**Exercise directions**: Below are the records. Count the lines containing the string "this", and reply with the number alone.

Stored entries
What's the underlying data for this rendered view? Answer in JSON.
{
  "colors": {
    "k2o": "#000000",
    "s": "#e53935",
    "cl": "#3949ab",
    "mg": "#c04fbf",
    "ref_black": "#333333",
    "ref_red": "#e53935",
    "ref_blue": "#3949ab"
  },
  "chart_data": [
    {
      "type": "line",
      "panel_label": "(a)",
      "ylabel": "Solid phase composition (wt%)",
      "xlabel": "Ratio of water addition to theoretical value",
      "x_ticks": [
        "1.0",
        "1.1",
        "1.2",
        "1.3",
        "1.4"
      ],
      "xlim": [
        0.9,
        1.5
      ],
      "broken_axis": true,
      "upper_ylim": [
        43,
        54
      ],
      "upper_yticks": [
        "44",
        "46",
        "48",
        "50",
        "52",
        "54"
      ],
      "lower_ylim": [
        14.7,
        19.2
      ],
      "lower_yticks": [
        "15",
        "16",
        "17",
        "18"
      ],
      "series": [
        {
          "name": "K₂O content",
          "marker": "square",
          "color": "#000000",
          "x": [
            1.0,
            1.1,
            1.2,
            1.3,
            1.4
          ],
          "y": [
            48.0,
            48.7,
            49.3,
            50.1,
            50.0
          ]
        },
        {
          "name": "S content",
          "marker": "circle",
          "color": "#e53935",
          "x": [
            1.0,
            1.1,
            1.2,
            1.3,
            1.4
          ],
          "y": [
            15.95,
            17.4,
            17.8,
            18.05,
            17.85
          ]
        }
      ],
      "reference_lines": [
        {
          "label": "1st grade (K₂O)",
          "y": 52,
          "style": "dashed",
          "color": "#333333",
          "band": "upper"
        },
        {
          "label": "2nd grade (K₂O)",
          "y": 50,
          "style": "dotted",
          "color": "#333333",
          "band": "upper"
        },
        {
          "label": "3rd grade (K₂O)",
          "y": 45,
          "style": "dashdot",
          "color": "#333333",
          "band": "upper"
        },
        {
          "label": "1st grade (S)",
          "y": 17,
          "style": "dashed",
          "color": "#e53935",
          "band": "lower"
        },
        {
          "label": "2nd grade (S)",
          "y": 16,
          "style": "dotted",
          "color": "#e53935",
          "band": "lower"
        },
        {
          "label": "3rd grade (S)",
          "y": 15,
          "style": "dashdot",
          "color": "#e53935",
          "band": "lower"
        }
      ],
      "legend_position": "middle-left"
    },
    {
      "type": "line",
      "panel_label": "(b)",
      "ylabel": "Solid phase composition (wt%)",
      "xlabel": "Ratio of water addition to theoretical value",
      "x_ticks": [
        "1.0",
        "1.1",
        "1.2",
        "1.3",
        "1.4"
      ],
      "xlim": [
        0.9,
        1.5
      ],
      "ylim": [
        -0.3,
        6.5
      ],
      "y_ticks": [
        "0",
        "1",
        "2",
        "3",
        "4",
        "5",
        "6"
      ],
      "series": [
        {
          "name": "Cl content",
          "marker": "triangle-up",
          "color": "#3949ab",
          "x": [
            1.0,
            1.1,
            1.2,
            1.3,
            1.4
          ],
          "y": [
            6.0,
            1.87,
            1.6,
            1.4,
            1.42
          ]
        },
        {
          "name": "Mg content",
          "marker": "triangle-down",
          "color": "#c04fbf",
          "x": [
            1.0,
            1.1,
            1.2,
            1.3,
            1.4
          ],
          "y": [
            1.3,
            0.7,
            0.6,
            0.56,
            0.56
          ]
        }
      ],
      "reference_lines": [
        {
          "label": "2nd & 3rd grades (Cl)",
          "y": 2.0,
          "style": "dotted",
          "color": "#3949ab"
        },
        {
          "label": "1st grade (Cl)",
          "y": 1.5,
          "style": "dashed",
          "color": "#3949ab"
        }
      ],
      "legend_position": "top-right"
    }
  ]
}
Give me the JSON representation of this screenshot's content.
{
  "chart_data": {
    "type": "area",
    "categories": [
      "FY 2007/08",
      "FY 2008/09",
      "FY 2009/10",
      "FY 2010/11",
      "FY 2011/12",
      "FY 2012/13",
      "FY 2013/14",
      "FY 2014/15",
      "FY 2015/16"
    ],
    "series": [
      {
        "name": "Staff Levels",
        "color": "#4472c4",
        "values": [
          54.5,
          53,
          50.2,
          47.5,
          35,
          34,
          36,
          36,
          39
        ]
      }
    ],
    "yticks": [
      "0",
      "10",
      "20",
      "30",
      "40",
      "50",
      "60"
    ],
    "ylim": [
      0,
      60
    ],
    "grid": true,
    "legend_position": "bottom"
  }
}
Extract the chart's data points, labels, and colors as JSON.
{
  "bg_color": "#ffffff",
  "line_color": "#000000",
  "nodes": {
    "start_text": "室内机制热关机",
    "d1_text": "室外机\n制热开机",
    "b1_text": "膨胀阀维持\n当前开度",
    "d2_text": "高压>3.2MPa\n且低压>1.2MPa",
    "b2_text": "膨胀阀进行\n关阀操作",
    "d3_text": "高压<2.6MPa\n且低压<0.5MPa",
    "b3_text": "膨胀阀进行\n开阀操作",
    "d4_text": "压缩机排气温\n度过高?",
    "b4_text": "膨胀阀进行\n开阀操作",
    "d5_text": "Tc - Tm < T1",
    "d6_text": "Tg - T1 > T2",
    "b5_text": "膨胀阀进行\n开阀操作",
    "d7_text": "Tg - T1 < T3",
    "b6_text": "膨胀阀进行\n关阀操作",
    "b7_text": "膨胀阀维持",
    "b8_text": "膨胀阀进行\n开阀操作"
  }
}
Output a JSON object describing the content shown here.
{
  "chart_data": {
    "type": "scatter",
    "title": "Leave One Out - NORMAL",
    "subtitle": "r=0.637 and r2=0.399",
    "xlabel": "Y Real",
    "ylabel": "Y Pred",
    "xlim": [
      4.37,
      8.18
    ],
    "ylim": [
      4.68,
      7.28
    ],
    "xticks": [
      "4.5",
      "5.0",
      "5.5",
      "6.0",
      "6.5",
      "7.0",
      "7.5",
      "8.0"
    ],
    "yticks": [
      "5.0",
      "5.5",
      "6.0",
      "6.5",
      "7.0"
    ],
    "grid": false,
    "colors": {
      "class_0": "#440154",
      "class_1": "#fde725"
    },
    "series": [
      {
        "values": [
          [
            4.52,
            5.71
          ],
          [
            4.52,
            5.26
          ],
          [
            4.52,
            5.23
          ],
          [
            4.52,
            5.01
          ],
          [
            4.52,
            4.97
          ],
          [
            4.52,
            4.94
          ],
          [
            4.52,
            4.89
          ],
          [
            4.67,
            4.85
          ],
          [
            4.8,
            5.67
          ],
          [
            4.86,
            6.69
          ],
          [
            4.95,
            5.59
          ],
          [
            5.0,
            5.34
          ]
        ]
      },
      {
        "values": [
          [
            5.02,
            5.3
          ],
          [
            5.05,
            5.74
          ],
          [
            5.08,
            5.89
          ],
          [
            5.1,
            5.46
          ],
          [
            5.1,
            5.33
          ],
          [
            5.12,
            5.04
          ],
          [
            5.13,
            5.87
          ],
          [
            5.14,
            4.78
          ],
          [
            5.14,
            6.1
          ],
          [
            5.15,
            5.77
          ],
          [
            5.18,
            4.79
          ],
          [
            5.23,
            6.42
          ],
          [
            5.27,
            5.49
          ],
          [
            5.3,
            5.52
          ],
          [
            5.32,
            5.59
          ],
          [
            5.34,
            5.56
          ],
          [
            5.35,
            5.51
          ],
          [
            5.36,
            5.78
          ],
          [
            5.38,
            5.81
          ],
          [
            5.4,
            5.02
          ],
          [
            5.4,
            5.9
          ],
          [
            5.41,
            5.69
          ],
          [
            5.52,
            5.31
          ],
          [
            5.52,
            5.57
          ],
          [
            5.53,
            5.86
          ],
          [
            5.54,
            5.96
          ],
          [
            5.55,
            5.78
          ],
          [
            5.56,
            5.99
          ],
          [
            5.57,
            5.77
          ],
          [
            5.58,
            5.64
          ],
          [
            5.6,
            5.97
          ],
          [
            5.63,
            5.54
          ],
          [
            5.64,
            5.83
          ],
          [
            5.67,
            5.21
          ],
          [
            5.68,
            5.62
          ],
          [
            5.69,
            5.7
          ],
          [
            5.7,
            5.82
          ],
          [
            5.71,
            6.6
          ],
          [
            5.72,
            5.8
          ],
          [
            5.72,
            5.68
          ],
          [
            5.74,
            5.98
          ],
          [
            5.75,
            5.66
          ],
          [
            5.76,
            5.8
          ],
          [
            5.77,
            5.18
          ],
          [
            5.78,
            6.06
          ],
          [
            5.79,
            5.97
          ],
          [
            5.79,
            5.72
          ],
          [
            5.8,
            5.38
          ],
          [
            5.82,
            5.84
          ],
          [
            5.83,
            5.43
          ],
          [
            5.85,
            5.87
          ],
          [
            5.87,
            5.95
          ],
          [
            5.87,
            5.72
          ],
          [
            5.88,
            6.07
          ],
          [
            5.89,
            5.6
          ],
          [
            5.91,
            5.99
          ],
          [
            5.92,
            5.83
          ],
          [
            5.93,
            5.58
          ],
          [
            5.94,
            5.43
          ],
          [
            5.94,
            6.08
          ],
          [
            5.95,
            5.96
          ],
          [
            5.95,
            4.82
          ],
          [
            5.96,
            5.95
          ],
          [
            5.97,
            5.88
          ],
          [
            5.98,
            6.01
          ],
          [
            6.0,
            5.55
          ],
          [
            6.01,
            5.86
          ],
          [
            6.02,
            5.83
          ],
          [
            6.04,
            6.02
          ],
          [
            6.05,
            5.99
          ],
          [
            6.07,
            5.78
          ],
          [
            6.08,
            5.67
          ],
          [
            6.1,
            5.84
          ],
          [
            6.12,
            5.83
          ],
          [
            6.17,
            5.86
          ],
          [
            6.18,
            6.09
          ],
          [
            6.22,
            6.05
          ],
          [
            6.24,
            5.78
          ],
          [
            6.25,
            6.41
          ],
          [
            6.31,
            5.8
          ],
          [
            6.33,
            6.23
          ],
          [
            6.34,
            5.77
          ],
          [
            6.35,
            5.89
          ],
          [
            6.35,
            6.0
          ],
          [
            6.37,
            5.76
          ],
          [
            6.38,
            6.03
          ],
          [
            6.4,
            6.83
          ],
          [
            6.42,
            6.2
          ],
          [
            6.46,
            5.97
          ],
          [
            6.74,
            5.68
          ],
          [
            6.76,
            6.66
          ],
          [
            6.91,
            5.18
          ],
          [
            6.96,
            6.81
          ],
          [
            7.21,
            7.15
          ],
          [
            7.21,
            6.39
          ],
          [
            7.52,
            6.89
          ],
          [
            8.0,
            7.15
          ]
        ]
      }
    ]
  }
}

**Exercise response**: 2